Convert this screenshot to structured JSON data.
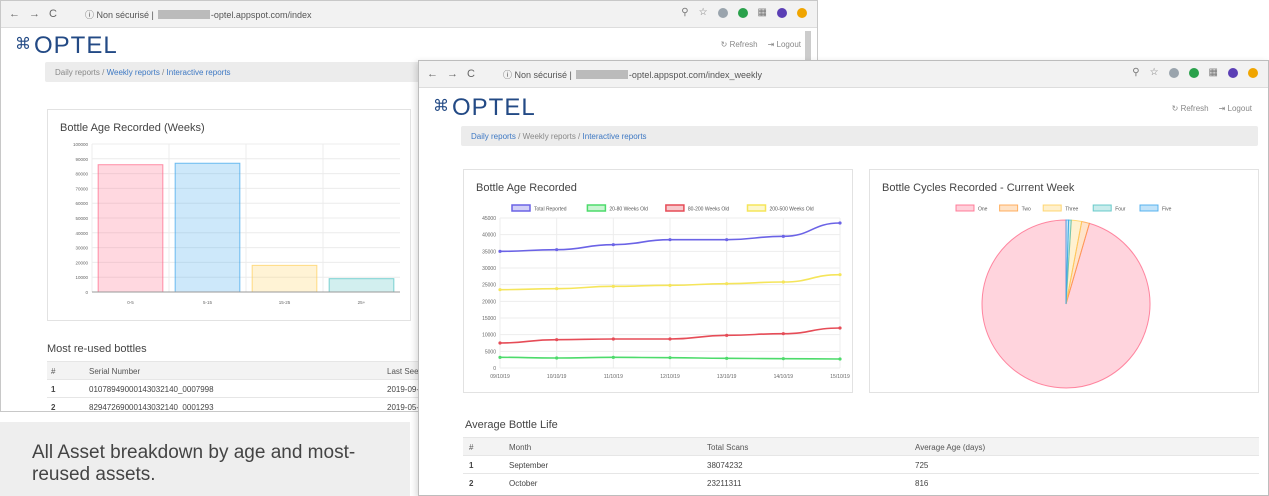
{
  "back_window": {
    "url_prefix": "Non sécurisé |",
    "url_suffix": "-optel.appspot.com/index",
    "logo": "OPTEL",
    "refresh_label": "Refresh",
    "logout_label": "Logout",
    "breadcrumb": {
      "daily": "Daily reports",
      "weekly": "Weekly reports",
      "interactive": "Interactive reports",
      "sep": "/"
    },
    "table_title": "Most re-used bottles",
    "table": {
      "headers": [
        "#",
        "Serial Number",
        "Last Seen"
      ],
      "rows": [
        [
          "1",
          "01078949000143032140_0007998",
          "2019-09-"
        ],
        [
          "2",
          "82947269000143032140_0001293",
          "2019-05-"
        ]
      ]
    }
  },
  "front_window": {
    "url_prefix": "Non sécurisé |",
    "url_suffix": "-optel.appspot.com/index_weekly",
    "logo": "OPTEL",
    "refresh_label": "Refresh",
    "logout_label": "Logout",
    "breadcrumb": {
      "daily": "Daily reports",
      "weekly": "Weekly reports",
      "interactive": "Interactive reports",
      "sep": "/"
    },
    "table_title": "Average Bottle Life",
    "table": {
      "headers": [
        "#",
        "Month",
        "Total Scans",
        "Average Age (days)"
      ],
      "rows": [
        [
          "1",
          "September",
          "38074232",
          "725"
        ],
        [
          "2",
          "October",
          "23211311",
          "816"
        ]
      ]
    }
  },
  "caption": "All Asset breakdown by age and most-reused assets.",
  "colors": {
    "accent": "#3d78c3",
    "logo": "#234a85"
  },
  "chart_data": [
    {
      "type": "bar",
      "title": "Bottle Age Recorded (Weeks)",
      "categories": [
        "0-5",
        "5-15",
        "15-25",
        "25+"
      ],
      "values": [
        86000,
        87000,
        18000,
        9000
      ],
      "colors": [
        "#ff6384",
        "#36a2eb",
        "#ffce56",
        "#4bc0c0"
      ],
      "ylim": [
        0,
        100000
      ],
      "yticks": [
        0,
        10000,
        20000,
        30000,
        40000,
        50000,
        60000,
        70000,
        80000,
        90000,
        100000
      ],
      "grid": true
    },
    {
      "type": "line",
      "title": "Bottle Age Recorded",
      "x": [
        "09/10/19",
        "10/10/19",
        "11/10/19",
        "12/10/19",
        "13/10/19",
        "14/10/19",
        "15/10/19"
      ],
      "series": [
        {
          "name": "Total Reported",
          "color": "#6b63e6",
          "values": [
            35000,
            35500,
            37000,
            38500,
            38500,
            39500,
            43500
          ]
        },
        {
          "name": "20-80 Weeks Old",
          "color": "#4ddb6b",
          "values": [
            3200,
            3000,
            3200,
            3100,
            2900,
            2800,
            2700
          ]
        },
        {
          "name": "80-200 Weeks Old",
          "color": "#e64c57",
          "values": [
            7500,
            8500,
            8700,
            8700,
            9800,
            10300,
            12000
          ]
        },
        {
          "name": "200-500 Weeks Old",
          "color": "#f5e55a",
          "values": [
            23500,
            23800,
            24500,
            24800,
            25300,
            25800,
            28000
          ]
        }
      ],
      "ylim": [
        0,
        45000
      ],
      "yticks": [
        0,
        5000,
        10000,
        15000,
        20000,
        25000,
        30000,
        35000,
        40000,
        45000
      ],
      "legend": "top",
      "grid": true
    },
    {
      "type": "pie",
      "title": "Bottle Cycles Recorded - Current Week",
      "slices": [
        {
          "label": "One",
          "value": 95.5,
          "color": "#ff6384"
        },
        {
          "label": "Two",
          "value": 1.5,
          "color": "#ff9f40"
        },
        {
          "label": "Three",
          "value": 2.0,
          "color": "#ffce56"
        },
        {
          "label": "Four",
          "value": 0.5,
          "color": "#4bc0c0"
        },
        {
          "label": "Five",
          "value": 0.5,
          "color": "#36a2eb"
        }
      ],
      "legend": "top"
    }
  ]
}
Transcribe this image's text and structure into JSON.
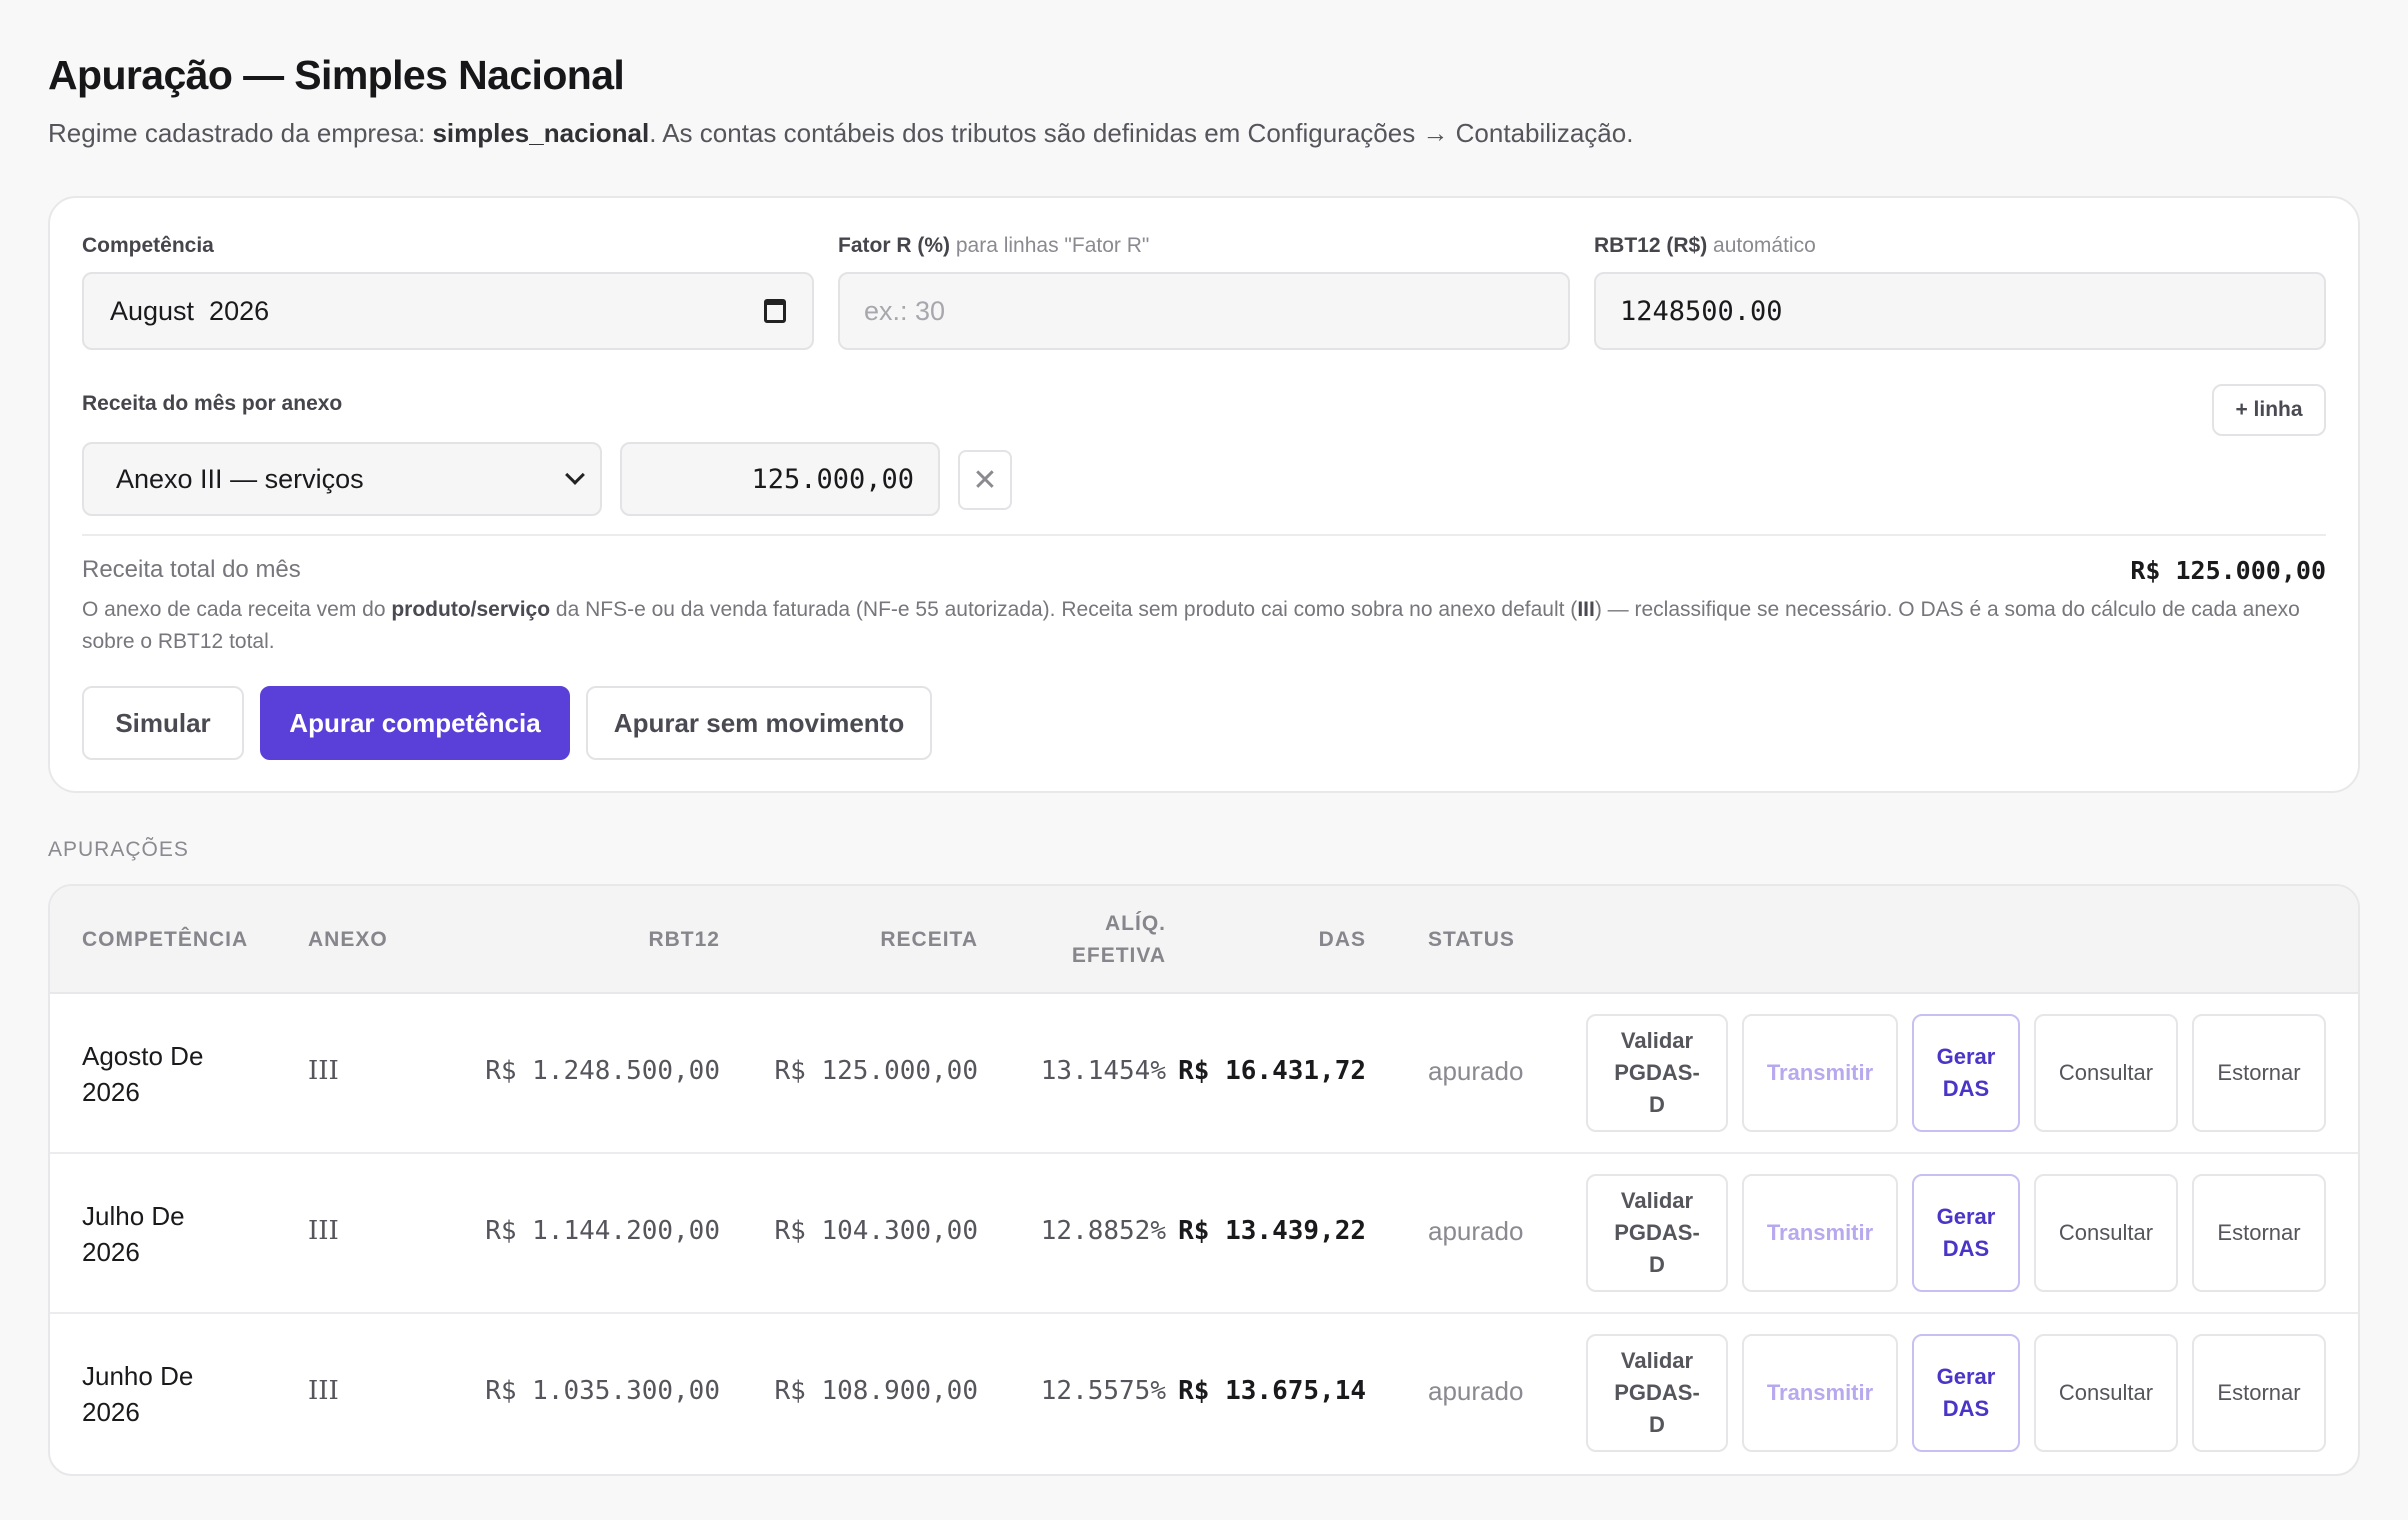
{
  "header": {
    "title": "Apuração — Simples Nacional",
    "subtitle_prefix": "Regime cadastrado da empresa: ",
    "subtitle_regime": "simples_nacional",
    "subtitle_suffix": ". As contas contábeis dos tributos são definidas em Configurações → Contabilização."
  },
  "form": {
    "competencia_label": "Competência",
    "competencia_value": "August  2026",
    "fator_label": "Fator R (%)",
    "fator_hint": "para linhas \"Fator R\"",
    "fator_placeholder": "ex.: 30",
    "rbt12_label": "RBT12 (R$)",
    "rbt12_hint": "automático",
    "rbt12_value": "1248500.00",
    "receita_label": "Receita do mês por anexo",
    "add_line_label": "+ linha",
    "anexo_selected": "Anexo III — serviços",
    "anexo_amount": "125.000,00",
    "remove_icon": "close-icon",
    "total_label": "Receita total do mês",
    "total_value": "R$ 125.000,00",
    "note_1": "O anexo de cada receita vem do ",
    "note_b1": "produto/serviço",
    "note_2": " da NFS-e ou da venda faturada (NF-e 55 autorizada). Receita sem produto cai como sobra no anexo default (",
    "note_b2": "III",
    "note_3": ") — reclassifique se necessário. O DAS é a soma do cálculo de cada anexo sobre o RBT12 total.",
    "simular_label": "Simular",
    "apurar_label": "Apurar competência",
    "sem_movimento_label": "Apurar sem movimento"
  },
  "section_title": "APURAÇÕES",
  "table": {
    "headers": {
      "competencia": "COMPETÊNCIA",
      "anexo": "ANEXO",
      "rbt12": "RBT12",
      "receita": "RECEITA",
      "aliq_1": "ALÍQ.",
      "aliq_2": "EFETIVA",
      "das": "DAS",
      "status": "STATUS"
    },
    "actions": {
      "validar_1": "Validar",
      "validar_2": "PGDAS-",
      "validar_3": "D",
      "transmitir": "Transmitir",
      "gerar_1": "Gerar",
      "gerar_2": "DAS",
      "consultar": "Consultar",
      "estornar": "Estornar"
    },
    "rows": [
      {
        "comp_1": "Agosto De",
        "comp_2": "2026",
        "anexo": "III",
        "rbt12": "R$ 1.248.500,00",
        "receita": "R$ 125.000,00",
        "aliq": "13.1454%",
        "das": "R$ 16.431,72",
        "status": "apurado"
      },
      {
        "comp_1": "Julho De",
        "comp_2": "2026",
        "anexo": "III",
        "rbt12": "R$ 1.144.200,00",
        "receita": "R$ 104.300,00",
        "aliq": "12.8852%",
        "das": "R$ 13.439,22",
        "status": "apurado"
      },
      {
        "comp_1": "Junho De",
        "comp_2": "2026",
        "anexo": "III",
        "rbt12": "R$ 1.035.300,00",
        "receita": "R$ 108.900,00",
        "aliq": "12.5575%",
        "das": "R$ 13.675,14",
        "status": "apurado"
      }
    ]
  },
  "colors": {
    "accent": "#5b3fd9",
    "link": "#4a35c9",
    "disabled": "#b8a9ee"
  }
}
= = = = = = =
Exercise instructions: Copy the data character for character, but drop all pictures from the copy.

Completed task:
Convert this screenshot to structured JSON data.
{
  "back_window": {
    "url_prefix": "Non sécurisé |",
    "url_suffix": "-optel.appspot.com/index",
    "logo": "OPTEL",
    "refresh_label": "Refresh",
    "logout_label": "Logout",
    "breadcrumb": {
      "daily": "Daily reports",
      "weekly": "Weekly reports",
      "interactive": "Interactive reports",
      "sep": "/"
    },
    "table_title": "Most re-used bottles",
    "table": {
      "headers": [
        "#",
        "Serial Number",
        "Last Seen"
      ],
      "rows": [
        [
          "1",
          "01078949000143032140_0007998",
          "2019-09-"
        ],
        [
          "2",
          "82947269000143032140_0001293",
          "2019-05-"
        ]
      ]
    }
  },
  "front_window": {
    "url_prefix": "Non sécurisé |",
    "url_suffix": "-optel.appspot.com/index_weekly",
    "logo": "OPTEL",
    "refresh_label": "Refresh",
    "logout_label": "Logout",
    "breadcrumb": {
      "daily": "Daily reports",
      "weekly": "Weekly reports",
      "interactive": "Interactive reports",
      "sep": "/"
    },
    "table_title": "Average Bottle Life",
    "table": {
      "headers": [
        "#",
        "Month",
        "Total Scans",
        "Average Age (days)"
      ],
      "rows": [
        [
          "1",
          "September",
          "38074232",
          "725"
        ],
        [
          "2",
          "October",
          "23211311",
          "816"
        ]
      ]
    }
  },
  "caption": "All Asset breakdown by age and most-reused assets.",
  "colors": {
    "accent": "#3d78c3",
    "logo": "#234a85"
  },
  "chart_data": [
    {
      "type": "bar",
      "title": "Bottle Age Recorded (Weeks)",
      "categories": [
        "0-5",
        "5-15",
        "15-25",
        "25+"
      ],
      "values": [
        86000,
        87000,
        18000,
        9000
      ],
      "colors": [
        "#ff6384",
        "#36a2eb",
        "#ffce56",
        "#4bc0c0"
      ],
      "ylim": [
        0,
        100000
      ],
      "yticks": [
        0,
        10000,
        20000,
        30000,
        40000,
        50000,
        60000,
        70000,
        80000,
        90000,
        100000
      ],
      "grid": true
    },
    {
      "type": "line",
      "title": "Bottle Age Recorded",
      "x": [
        "09/10/19",
        "10/10/19",
        "11/10/19",
        "12/10/19",
        "13/10/19",
        "14/10/19",
        "15/10/19"
      ],
      "series": [
        {
          "name": "Total Reported",
          "color": "#6b63e6",
          "values": [
            35000,
            35500,
            37000,
            38500,
            38500,
            39500,
            43500
          ]
        },
        {
          "name": "20-80 Weeks Old",
          "color": "#4ddb6b",
          "values": [
            3200,
            3000,
            3200,
            3100,
            2900,
            2800,
            2700
          ]
        },
        {
          "name": "80-200 Weeks Old",
          "color": "#e64c57",
          "values": [
            7500,
            8500,
            8700,
            8700,
            9800,
            10300,
            12000
          ]
        },
        {
          "name": "200-500 Weeks Old",
          "color": "#f5e55a",
          "values": [
            23500,
            23800,
            24500,
            24800,
            25300,
            25800,
            28000
          ]
        }
      ],
      "ylim": [
        0,
        45000
      ],
      "yticks": [
        0,
        5000,
        10000,
        15000,
        20000,
        25000,
        30000,
        35000,
        40000,
        45000
      ],
      "legend": "top",
      "grid": true
    },
    {
      "type": "pie",
      "title": "Bottle Cycles Recorded - Current Week",
      "slices": [
        {
          "label": "One",
          "value": 95.5,
          "color": "#ff6384"
        },
        {
          "label": "Two",
          "value": 1.5,
          "color": "#ff9f40"
        },
        {
          "label": "Three",
          "value": 2.0,
          "color": "#ffce56"
        },
        {
          "label": "Four",
          "value": 0.5,
          "color": "#4bc0c0"
        },
        {
          "label": "Five",
          "value": 0.5,
          "color": "#36a2eb"
        }
      ],
      "legend": "top"
    }
  ]
}
Transcribe this image's text and structure into JSON.
{
  "header": {
    "title": "Apuração — Simples Nacional",
    "subtitle_prefix": "Regime cadastrado da empresa: ",
    "subtitle_regime": "simples_nacional",
    "subtitle_suffix": ". As contas contábeis dos tributos são definidas em Configurações → Contabilização."
  },
  "form": {
    "competencia_label": "Competência",
    "competencia_value": "August  2026",
    "fator_label": "Fator R (%)",
    "fator_hint": "para linhas \"Fator R\"",
    "fator_placeholder": "ex.: 30",
    "rbt12_label": "RBT12 (R$)",
    "rbt12_hint": "automático",
    "rbt12_value": "1248500.00",
    "receita_label": "Receita do mês por anexo",
    "add_line_label": "+ linha",
    "anexo_selected": "Anexo III — serviços",
    "anexo_amount": "125.000,00",
    "remove_icon": "close-icon",
    "total_label": "Receita total do mês",
    "total_value": "R$ 125.000,00",
    "note_1": "O anexo de cada receita vem do ",
    "note_b1": "produto/serviço",
    "note_2": " da NFS-e ou da venda faturada (NF-e 55 autorizada). Receita sem produto cai como sobra no anexo default (",
    "note_b2": "III",
    "note_3": ") — reclassifique se necessário. O DAS é a soma do cálculo de cada anexo sobre o RBT12 total.",
    "simular_label": "Simular",
    "apurar_label": "Apurar competência",
    "sem_movimento_label": "Apurar sem movimento"
  },
  "section_title": "APURAÇÕES",
  "table": {
    "headers": {
      "competencia": "COMPETÊNCIA",
      "anexo": "ANEXO",
      "rbt12": "RBT12",
      "receita": "RECEITA",
      "aliq_1": "ALÍQ.",
      "aliq_2": "EFETIVA",
      "das": "DAS",
      "status": "STATUS"
    },
    "actions": {
      "validar_1": "Validar",
      "validar_2": "PGDAS-",
      "validar_3": "D",
      "transmitir": "Transmitir",
      "gerar_1": "Gerar",
      "gerar_2": "DAS",
      "consultar": "Consultar",
      "estornar": "Estornar"
    },
    "rows": [
      {
        "comp_1": "Agosto De",
        "comp_2": "2026",
        "anexo": "III",
        "rbt12": "R$ 1.248.500,00",
        "receita": "R$ 125.000,00",
        "aliq": "13.1454%",
        "das": "R$ 16.431,72",
        "status": "apurado"
      },
      {
        "comp_1": "Julho De",
        "comp_2": "2026",
        "anexo": "III",
        "rbt12": "R$ 1.144.200,00",
        "receita": "R$ 104.300,00",
        "aliq": "12.8852%",
        "das": "R$ 13.439,22",
        "status": "apurado"
      },
      {
        "comp_1": "Junho De",
        "comp_2": "2026",
        "anexo": "III",
        "rbt12": "R$ 1.035.300,00",
        "receita": "R$ 108.900,00",
        "aliq": "12.5575%",
        "das": "R$ 13.675,14",
        "status": "apurado"
      }
    ]
  },
  "colors": {
    "accent": "#5b3fd9",
    "link": "#4a35c9",
    "disabled": "#b8a9ee"
  }
}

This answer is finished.